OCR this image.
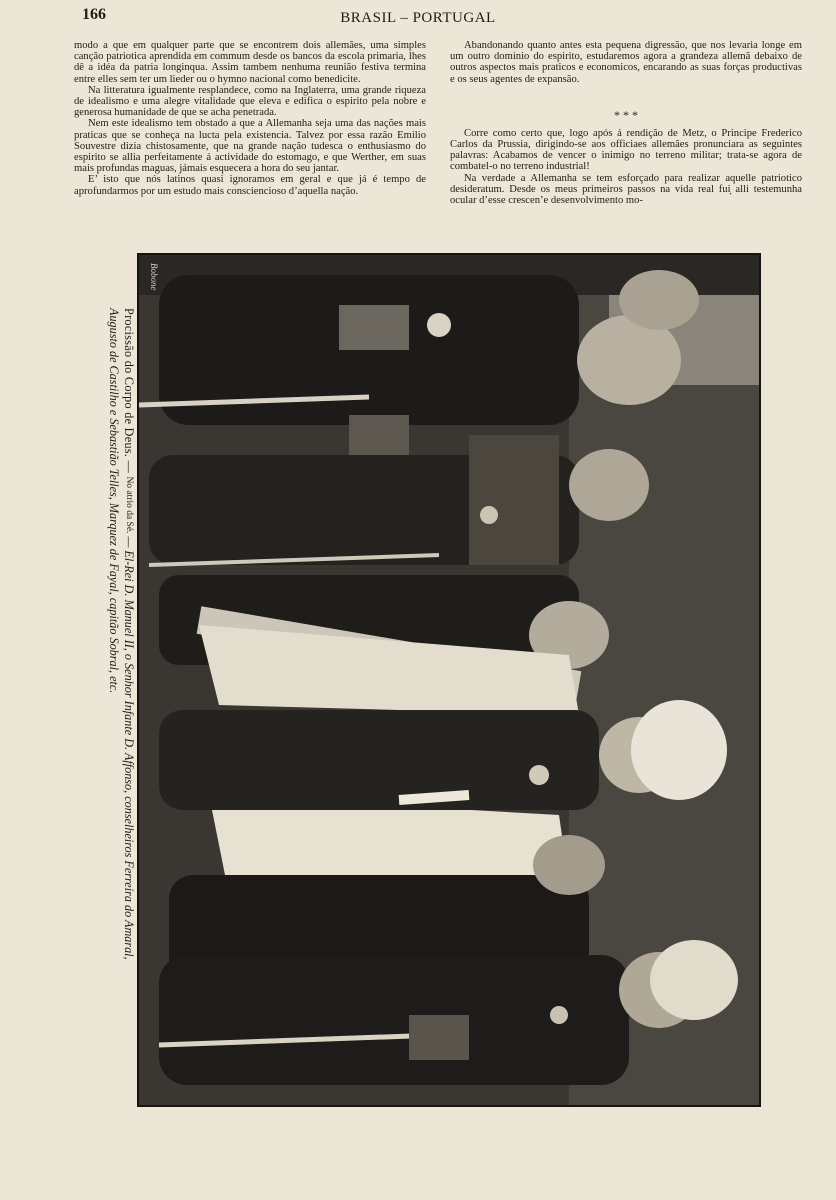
166	BRASIL – PORTUGAL

modo a que em qualquer parte que se encontrem dois allemães, uma simples canção patriotica aprendida em commum desde os bancos da escola primaria, lhes dê a idéa da patria longinqua. Assim tambem nenhuma reunião festiva termina entre elles sem ter um lieder ou o hymno nacional como benedicite.

Na litteratura igualmente resplandece, como na Inglaterra, uma grande riqueza de idealismo e uma alegre vitalidade que eleva e edifica o espirito pela nobre e generosa humanidade de que se acha penetrada.

Nem este idealismo tem obstado a que a Allemanha seja uma das nações mais praticas que se conheça na lucta pela existencia. Talvez por essa razão Emilio Souvestre dizia chistosamente, que na grande nação tudesca o enthusiasmo do espirito se allia perfeitamente á actividade do estomago, e que Werther, em suas mais profundas maguas, jámais esquecera a hora do seu jantar.

E’ isto que nós latinos quasi ignoramos em geral e que já é tempo de aprofundarmos por um estudo mais consciencioso d’aquella nação.

Abandonando quanto antes esta pequena digressão, que nos levaria longe em um outro dominio do espirito, estudaremos agora a grandeza allemã debaixo de outros aspectos mais praticos e economicos, encarando as suas forças productivas e os seus agentes de expansão.

* * *

Corre como certo que, logo após á rendição de Metz, o Principe Frederico Carlos da Prussia, dirigindo-se aos officiaes allemães pronunciara as seguintes palavras: Acabamos de vencer o inimigo no terreno militar; trata-se agora de combatel-o no terreno industrial!

Na verdade a Allemanha se tem esforçado para realizar aquelle patriotico desideratum. Desde os meus primeiros passos na vida real fui̟ alli testemunha ocular d’esse crescen’e desenvolvimento mo-

Procissão do Corpo de Deus. — No atrio da Sé. — El-Rei D. Manuel II, o Senhor Infante D. Affonso, conselheiros Ferreira do Amaral,
Augusto de Castilho e Sebastião Telles, Marquez de Fayal, capitão Sobral, etc.
Bobone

......

Omit every picture, then repeat the remaining data exactly as it appears above.

OCR this image.
166	BRASIL – PORTUGAL

modo a que em qualquer parte que se encontrem dois allemães, uma simples canção patriotica aprendida em commum desde os bancos da escola primaria, lhes dê a idéa da patria longinqua. Assim tambem nenhuma reunião festiva termina entre elles sem ter um lieder ou o hymno nacional como benedicite.

Na litteratura igualmente resplandece, como na Inglaterra, uma grande riqueza de idealismo e uma alegre vitalidade que eleva e edifica o espirito pela nobre e generosa humanidade de que se acha penetrada.

Nem este idealismo tem obstado a que a Allemanha seja uma das nações mais praticas que se conheça na lucta pela existencia. Talvez por essa razão Emilio Souvestre dizia chistosamente, que na grande nação tudesca o enthusiasmo do espirito se allia perfeitamente á actividade do estomago, e que Werther, em suas mais profundas maguas, jámais esquecera a hora do seu jantar.

E’ isto que nós latinos quasi ignoramos em geral e que já é tempo de aprofundarmos por um estudo mais consciencioso d’aquella nação.

Abandonando quanto antes esta pequena digressão, que nos levaria longe em um outro dominio do espirito, estudaremos agora a grandeza allemã debaixo de outros aspectos mais praticos e economicos, encarando as suas forças productivas e os seus agentes de expansão.

* * *

Corre como certo que, logo após á rendição de Metz, o Principe Frederico Carlos da Prussia, dirigindo-se aos officiaes allemães pronunciara as seguintes palavras: Acabamos de vencer o inimigo no terreno militar; trata-se agora de combatel-o no terreno industrial!

Na verdade a Allemanha se tem esforçado para realizar aquelle patriotico desideratum. Desde os meus primeiros passos na vida real fui̟ alli testemunha ocular d’esse crescen’e desenvolvimento mo-

Procissão do Corpo de Deus. — No atrio da Sé. — El-Rei D. Manuel II, o Senhor Infante D. Affonso, conselheiros Ferreira do Amaral,
Augusto de Castilho e Sebastião Telles, Marquez de Fayal, capitão Sobral, etc.
Bobone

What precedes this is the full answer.